Description of the task: Every entry must be echoed exactly.

Stored entries:
** Begin **

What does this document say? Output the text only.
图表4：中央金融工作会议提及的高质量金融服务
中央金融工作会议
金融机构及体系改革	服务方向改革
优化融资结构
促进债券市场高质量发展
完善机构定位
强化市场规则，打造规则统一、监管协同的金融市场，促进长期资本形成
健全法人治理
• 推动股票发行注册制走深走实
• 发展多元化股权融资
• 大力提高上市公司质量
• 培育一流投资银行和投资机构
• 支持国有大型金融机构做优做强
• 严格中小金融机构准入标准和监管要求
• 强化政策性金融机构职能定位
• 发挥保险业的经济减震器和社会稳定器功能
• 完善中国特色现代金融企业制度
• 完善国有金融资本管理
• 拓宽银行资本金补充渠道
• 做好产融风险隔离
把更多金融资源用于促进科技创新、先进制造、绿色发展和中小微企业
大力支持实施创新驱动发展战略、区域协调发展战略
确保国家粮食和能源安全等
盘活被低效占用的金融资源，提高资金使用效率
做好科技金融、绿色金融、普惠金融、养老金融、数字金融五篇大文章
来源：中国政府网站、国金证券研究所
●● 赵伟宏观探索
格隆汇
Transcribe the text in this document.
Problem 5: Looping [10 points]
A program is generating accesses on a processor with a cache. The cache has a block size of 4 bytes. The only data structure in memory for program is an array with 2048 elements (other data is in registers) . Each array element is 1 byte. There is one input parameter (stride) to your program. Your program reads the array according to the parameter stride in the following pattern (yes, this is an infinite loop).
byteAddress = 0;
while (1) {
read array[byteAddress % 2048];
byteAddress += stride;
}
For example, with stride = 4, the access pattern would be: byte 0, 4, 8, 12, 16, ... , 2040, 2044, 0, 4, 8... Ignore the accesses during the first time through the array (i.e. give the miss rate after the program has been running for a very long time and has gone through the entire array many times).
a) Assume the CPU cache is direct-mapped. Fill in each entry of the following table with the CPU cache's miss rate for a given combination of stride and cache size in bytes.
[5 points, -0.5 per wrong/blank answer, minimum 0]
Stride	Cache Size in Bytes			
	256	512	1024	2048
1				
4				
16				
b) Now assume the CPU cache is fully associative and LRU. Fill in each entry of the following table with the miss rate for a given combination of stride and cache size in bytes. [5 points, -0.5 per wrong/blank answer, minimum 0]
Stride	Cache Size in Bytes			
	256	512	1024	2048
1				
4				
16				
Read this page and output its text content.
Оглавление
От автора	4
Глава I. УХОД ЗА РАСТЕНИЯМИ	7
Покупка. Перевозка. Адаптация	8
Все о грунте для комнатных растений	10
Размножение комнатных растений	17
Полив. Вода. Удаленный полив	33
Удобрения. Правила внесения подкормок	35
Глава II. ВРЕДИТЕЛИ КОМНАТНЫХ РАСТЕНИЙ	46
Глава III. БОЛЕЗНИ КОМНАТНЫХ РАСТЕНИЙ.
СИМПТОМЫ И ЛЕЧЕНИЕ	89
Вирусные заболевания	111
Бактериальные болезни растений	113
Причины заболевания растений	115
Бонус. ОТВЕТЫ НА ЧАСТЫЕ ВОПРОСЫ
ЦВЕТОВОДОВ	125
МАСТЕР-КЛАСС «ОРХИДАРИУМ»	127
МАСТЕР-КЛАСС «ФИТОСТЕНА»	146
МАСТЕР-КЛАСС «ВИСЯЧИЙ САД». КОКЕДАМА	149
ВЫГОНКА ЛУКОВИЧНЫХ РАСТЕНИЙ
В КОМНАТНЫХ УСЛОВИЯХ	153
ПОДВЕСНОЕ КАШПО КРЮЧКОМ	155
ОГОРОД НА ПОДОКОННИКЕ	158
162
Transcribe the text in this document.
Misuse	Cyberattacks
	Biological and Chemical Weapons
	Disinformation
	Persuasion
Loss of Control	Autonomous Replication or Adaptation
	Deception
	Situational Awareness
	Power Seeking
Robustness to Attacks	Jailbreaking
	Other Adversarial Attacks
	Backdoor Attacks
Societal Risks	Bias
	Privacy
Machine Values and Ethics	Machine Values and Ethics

** End **

Exercise response:
What does this document say? Output the text only.
图表4：中央金融工作会议提及的高质量金融服务
中央金融工作会议
金融机构及体系改革	服务方向改革
优化融资结构
促进债券市场高质量发展
完善机构定位
强化市场规则，打造规则统一、监管协同的金融市场，促进长期资本形成
健全法人治理
• 推动股票发行注册制走深走实
• 发展多元化股权融资
• 大力提高上市公司质量
• 培育一流投资银行和投资机构
• 支持国有大型金融机构做优做强
• 严格中小金融机构准入标准和监管要求
• 强化政策性金融机构职能定位
• 发挥保险业的经济减震器和社会稳定器功能
• 完善中国特色现代金融企业制度
• 完善国有金融资本管理
• 拓宽银行资本金补充渠道
• 做好产融风险隔离
把更多金融资源用于促进科技创新、先进制造、绿色发展和中小微企业
大力支持实施创新驱动发展战略、区域协调发展战略
确保国家粮食和能源安全等
盘活被低效占用的金融资源，提高资金使用效率
做好科技金融、绿色金融、普惠金融、养老金融、数字金融五篇大文章
来源：中国政府网站、国金证券研究所
●● 赵伟宏观探索
格隆汇
Transcribe the text in this document.
Problem 5: Looping [10 points]
A program is generating accesses on a processor with a cache. The cache has a block size of 4 bytes. The only data structure in memory for program is an array with 2048 elements (other data is in registers) . Each array element is 1 byte. There is one input parameter (stride) to your program. Your program reads the array according to the parameter stride in the following pattern (yes, this is an infinite loop).
byteAddress = 0;
while (1) {
read array[byteAddress % 2048];
byteAddress += stride;
}
For example, with stride = 4, the access pattern would be: byte 0, 4, 8, 12, 16, ... , 2040, 2044, 0, 4, 8... Ignore the accesses during the first time through the array (i.e. give the miss rate after the program has been running for a very long time and has gone through the entire array many times).
a) Assume the CPU cache is direct-mapped. Fill in each entry of the following table with the CPU cache's miss rate for a given combination of stride and cache size in bytes.
[5 points, -0.5 per wrong/blank answer, minimum 0]
Stride	Cache Size in Bytes			
	256	512	1024	2048
1				
4				
16				
b) Now assume the CPU cache is fully associative and LRU. Fill in each entry of the following table with the miss rate for a given combination of stride and cache size in bytes. [5 points, -0.5 per wrong/blank answer, minimum 0]
Stride	Cache Size in Bytes			
	256	512	1024	2048
1				
4				
16				
Read this page and output its text content.
Оглавление
От автора	4
Глава I. УХОД ЗА РАСТЕНИЯМИ	7
Покупка. Перевозка. Адаптация	8
Все о грунте для комнатных растений	10
Размножение комнатных растений	17
Полив. Вода. Удаленный полив	33
Удобрения. Правила внесения подкормок	35
Глава II. ВРЕДИТЕЛИ КОМНАТНЫХ РАСТЕНИЙ	46
Глава III. БОЛЕЗНИ КОМНАТНЫХ РАСТЕНИЙ.
СИМПТОМЫ И ЛЕЧЕНИЕ	89
Вирусные заболевания	111
Бактериальные болезни растений	113
Причины заболевания растений	115
Бонус. ОТВЕТЫ НА ЧАСТЫЕ ВОПРОСЫ
ЦВЕТОВОДОВ	125
МАСТЕР-КЛАСС «ОРХИДАРИУМ»	127
МАСТЕР-КЛАСС «ФИТОСТЕНА»	146
МАСТЕР-КЛАСС «ВИСЯЧИЙ САД». КОКЕДАМА	149
ВЫГОНКА ЛУКОВИЧНЫХ РАСТЕНИЙ
В КОМНАТНЫХ УСЛОВИЯХ	153
ПОДВЕСНОЕ КАШПО КРЮЧКОМ	155
ОГОРОД НА ПОДОКОННИКЕ	158
162
Transcribe the text in this document.
Misuse	Cyberattacks
	Biological and Chemical Weapons
	Disinformation
	Persuasion
Loss of Control	Autonomous Replication or Adaptation
	Deception
	Situational Awareness
	Power Seeking
Robustness to Attacks	Jailbreaking
	Other Adversarial Attacks
	Backdoor Attacks
Societal Risks	Bias
	Privacy
Machine Values and Ethics	Machine Values and Ethics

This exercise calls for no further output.